**INFORMATION SUPPLIED**.
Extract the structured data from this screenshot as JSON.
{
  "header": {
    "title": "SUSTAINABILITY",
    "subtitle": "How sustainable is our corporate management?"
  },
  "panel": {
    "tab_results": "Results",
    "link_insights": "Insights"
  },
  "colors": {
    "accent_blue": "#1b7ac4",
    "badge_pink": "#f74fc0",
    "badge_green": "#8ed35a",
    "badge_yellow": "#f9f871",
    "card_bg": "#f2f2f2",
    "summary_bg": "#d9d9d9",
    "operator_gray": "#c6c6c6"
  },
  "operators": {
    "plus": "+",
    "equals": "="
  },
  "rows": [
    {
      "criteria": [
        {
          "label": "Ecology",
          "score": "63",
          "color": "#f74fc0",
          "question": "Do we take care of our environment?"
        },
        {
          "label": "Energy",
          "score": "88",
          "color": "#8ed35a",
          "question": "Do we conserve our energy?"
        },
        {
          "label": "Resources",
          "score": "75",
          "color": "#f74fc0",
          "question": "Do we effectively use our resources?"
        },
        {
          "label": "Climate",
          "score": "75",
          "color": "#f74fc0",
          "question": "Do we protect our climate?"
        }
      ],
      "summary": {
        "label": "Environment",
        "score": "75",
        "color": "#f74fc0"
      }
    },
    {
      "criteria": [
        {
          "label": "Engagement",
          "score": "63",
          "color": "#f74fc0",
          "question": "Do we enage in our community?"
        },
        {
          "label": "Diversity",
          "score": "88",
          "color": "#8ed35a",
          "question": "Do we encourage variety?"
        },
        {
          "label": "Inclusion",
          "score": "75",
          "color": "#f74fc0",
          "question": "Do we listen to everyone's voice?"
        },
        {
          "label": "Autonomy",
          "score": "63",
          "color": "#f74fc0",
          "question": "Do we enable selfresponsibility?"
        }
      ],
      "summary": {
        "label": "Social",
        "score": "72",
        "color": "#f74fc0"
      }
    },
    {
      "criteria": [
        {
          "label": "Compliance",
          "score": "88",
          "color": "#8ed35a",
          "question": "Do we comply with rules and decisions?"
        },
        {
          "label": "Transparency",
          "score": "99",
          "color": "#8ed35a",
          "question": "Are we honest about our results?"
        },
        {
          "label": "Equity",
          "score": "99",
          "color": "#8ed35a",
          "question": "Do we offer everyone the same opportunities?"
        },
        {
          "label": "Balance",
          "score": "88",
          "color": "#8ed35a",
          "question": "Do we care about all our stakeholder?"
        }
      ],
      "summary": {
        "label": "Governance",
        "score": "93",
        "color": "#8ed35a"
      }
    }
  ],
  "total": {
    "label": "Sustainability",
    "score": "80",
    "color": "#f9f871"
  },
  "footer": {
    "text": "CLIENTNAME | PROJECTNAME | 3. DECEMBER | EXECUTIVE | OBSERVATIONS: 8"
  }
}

**AIM**. Return all of the entries exactly as written.

**OUTPUT FOR THIS TASK**.
Extract the structured data from this screenshot as JSON.
{
  "header": {
    "title": "SUSTAINABILITY",
    "subtitle": "How sustainable is our corporate management?"
  },
  "panel": {
    "tab_results": "Results",
    "link_insights": "Insights"
  },
  "colors": {
    "accent_blue": "#1b7ac4",
    "badge_pink": "#f74fc0",
    "badge_green": "#8ed35a",
    "badge_yellow": "#f9f871",
    "card_bg": "#f2f2f2",
    "summary_bg": "#d9d9d9",
    "operator_gray": "#c6c6c6"
  },
  "operators": {
    "plus": "+",
    "equals": "="
  },
  "rows": [
    {
      "criteria": [
        {
          "label": "Ecology",
          "score": "63",
          "color": "#f74fc0",
          "question": "Do we take care of our environment?"
        },
        {
          "label": "Energy",
          "score": "88",
          "color": "#8ed35a",
          "question": "Do we conserve our energy?"
        },
        {
          "label": "Resources",
          "score": "75",
          "color": "#f74fc0",
          "question": "Do we effectively use our resources?"
        },
        {
          "label": "Climate",
          "score": "75",
          "color": "#f74fc0",
          "question": "Do we protect our climate?"
        }
      ],
      "summary": {
        "label": "Environment",
        "score": "75",
        "color": "#f74fc0"
      }
    },
    {
      "criteria": [
        {
          "label": "Engagement",
          "score": "63",
          "color": "#f74fc0",
          "question": "Do we enage in our community?"
        },
        {
          "label": "Diversity",
          "score": "88",
          "color": "#8ed35a",
          "question": "Do we encourage variety?"
        },
        {
          "label": "Inclusion",
          "score": "75",
          "color": "#f74fc0",
          "question": "Do we listen to everyone's voice?"
        },
        {
          "label": "Autonomy",
          "score": "63",
          "color": "#f74fc0",
          "question": "Do we enable selfresponsibility?"
        }
      ],
      "summary": {
        "label": "Social",
        "score": "72",
        "color": "#f74fc0"
      }
    },
    {
      "criteria": [
        {
          "label": "Compliance",
          "score": "88",
          "color": "#8ed35a",
          "question": "Do we comply with rules and decisions?"
        },
        {
          "label": "Transparency",
          "score": "99",
          "color": "#8ed35a",
          "question": "Are we honest about our results?"
        },
        {
          "label": "Equity",
          "score": "99",
          "color": "#8ed35a",
          "question": "Do we offer everyone the same opportunities?"
        },
        {
          "label": "Balance",
          "score": "88",
          "color": "#8ed35a",
          "question": "Do we care about all our stakeholder?"
        }
      ],
      "summary": {
        "label": "Governance",
        "score": "93",
        "color": "#8ed35a"
      }
    }
  ],
  "total": {
    "label": "Sustainability",
    "score": "80",
    "color": "#f9f871"
  },
  "footer": {
    "text": "CLIENTNAME | PROJECTNAME | 3. DECEMBER | EXECUTIVE | OBSERVATIONS: 8"
  }
}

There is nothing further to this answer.